Given exercise
Present every line in which the string "chính" appears.

Part of a data file
- - - -

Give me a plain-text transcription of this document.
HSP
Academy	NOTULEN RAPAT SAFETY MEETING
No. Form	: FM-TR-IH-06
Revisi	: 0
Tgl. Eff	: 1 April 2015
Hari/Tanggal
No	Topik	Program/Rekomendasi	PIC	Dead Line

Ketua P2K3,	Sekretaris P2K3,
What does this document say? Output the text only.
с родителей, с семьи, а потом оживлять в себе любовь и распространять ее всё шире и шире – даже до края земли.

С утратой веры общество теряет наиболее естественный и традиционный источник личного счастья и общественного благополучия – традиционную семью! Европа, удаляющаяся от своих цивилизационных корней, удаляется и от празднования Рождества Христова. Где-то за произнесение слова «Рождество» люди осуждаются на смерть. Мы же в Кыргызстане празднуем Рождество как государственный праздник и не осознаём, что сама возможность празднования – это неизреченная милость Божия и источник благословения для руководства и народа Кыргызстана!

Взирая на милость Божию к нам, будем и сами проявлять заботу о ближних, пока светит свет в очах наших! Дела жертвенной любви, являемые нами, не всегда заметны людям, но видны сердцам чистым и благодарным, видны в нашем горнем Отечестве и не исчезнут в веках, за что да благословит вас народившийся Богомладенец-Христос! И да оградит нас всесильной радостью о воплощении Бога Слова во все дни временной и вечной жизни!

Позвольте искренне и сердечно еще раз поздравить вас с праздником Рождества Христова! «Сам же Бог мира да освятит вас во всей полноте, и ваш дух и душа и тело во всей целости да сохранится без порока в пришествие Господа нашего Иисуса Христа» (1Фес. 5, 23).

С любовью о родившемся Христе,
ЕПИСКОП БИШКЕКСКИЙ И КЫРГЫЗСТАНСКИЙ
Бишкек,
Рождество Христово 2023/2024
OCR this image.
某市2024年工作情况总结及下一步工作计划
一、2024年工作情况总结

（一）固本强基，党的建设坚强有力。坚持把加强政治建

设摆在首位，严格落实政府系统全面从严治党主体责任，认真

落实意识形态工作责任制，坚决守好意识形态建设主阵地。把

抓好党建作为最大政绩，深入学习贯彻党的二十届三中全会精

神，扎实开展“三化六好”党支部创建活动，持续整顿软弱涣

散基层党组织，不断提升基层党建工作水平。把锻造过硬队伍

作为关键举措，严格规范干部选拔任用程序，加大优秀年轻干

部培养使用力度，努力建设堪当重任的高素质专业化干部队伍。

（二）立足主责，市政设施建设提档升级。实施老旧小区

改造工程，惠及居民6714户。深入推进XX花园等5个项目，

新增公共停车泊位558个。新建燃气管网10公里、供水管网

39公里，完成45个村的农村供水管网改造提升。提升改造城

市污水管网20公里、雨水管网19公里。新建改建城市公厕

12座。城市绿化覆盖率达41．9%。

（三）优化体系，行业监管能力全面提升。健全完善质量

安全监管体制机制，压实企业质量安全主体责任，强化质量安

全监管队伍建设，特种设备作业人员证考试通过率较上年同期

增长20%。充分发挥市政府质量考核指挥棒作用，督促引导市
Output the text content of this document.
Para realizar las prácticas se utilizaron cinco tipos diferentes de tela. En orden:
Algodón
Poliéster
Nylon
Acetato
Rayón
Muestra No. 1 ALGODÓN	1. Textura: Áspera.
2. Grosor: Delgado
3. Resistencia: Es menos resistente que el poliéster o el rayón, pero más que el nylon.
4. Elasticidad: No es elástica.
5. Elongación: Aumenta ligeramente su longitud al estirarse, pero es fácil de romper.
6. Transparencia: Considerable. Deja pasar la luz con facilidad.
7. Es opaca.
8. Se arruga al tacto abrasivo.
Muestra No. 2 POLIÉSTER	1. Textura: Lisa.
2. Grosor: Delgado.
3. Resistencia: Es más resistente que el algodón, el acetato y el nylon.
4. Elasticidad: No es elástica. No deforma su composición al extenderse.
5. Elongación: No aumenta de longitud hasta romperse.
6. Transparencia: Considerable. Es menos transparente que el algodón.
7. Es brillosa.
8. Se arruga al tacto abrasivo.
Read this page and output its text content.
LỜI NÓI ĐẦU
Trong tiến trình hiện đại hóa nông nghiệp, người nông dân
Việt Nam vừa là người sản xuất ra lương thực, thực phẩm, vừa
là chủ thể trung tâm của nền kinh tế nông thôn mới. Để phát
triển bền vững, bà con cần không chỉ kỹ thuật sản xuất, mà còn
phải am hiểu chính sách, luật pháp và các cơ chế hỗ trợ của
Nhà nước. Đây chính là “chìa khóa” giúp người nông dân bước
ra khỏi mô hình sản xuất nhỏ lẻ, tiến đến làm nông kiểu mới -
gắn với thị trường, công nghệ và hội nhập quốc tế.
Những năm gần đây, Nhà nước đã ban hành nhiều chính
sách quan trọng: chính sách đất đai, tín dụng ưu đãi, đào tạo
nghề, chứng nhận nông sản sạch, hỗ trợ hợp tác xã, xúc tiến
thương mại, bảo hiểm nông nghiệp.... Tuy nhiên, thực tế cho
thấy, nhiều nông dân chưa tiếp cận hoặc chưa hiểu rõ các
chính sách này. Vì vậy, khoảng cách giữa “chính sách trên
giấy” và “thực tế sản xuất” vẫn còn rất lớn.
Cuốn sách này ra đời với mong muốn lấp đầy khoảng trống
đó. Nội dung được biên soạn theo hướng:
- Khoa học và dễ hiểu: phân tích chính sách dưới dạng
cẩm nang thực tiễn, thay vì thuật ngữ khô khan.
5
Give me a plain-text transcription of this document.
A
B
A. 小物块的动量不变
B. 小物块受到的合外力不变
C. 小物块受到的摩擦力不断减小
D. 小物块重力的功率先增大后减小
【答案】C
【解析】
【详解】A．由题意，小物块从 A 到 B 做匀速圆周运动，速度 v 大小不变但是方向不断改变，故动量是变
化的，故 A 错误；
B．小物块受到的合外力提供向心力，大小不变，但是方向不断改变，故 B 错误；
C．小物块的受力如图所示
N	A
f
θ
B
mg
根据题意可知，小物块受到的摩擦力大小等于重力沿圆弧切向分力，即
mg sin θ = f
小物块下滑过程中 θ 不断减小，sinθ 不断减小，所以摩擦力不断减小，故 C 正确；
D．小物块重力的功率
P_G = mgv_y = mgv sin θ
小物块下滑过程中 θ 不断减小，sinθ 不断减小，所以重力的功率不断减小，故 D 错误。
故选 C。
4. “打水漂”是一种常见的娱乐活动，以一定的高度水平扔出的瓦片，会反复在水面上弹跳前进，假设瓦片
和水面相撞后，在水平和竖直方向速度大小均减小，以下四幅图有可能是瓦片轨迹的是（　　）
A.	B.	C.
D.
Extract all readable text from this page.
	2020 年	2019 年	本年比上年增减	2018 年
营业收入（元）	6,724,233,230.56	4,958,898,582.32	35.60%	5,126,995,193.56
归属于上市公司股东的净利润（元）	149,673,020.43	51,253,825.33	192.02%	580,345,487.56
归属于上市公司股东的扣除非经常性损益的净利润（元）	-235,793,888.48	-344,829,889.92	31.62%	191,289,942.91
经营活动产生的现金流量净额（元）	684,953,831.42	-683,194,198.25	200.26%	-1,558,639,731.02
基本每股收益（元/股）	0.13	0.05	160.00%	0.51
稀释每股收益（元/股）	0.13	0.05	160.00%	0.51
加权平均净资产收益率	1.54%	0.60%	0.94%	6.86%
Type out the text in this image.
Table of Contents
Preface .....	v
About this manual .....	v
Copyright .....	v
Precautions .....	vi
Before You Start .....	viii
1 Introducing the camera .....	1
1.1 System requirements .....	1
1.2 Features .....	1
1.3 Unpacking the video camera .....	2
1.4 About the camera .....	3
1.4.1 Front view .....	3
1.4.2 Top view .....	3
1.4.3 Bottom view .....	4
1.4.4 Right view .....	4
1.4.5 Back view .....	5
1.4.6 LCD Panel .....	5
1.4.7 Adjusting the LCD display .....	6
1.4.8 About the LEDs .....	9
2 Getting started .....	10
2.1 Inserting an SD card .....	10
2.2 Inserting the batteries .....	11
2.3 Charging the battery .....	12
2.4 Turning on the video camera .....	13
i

- - - -

Full solution
phải am hiểu chính sách, luật pháp và các cơ chế hỗ trợ của
Nhà nước. Đây chính là “chìa khóa” giúp người nông dân bước
Những năm gần đây, Nhà nước đã ban hành nhiều chính
sách quan trọng: chính sách đất đai, tín dụng ưu đãi, đào tạo
chính sách này. Vì vậy, khoảng cách giữa “chính sách trên
- Khoa học và dễ hiểu: phân tích chính sách dưới dạng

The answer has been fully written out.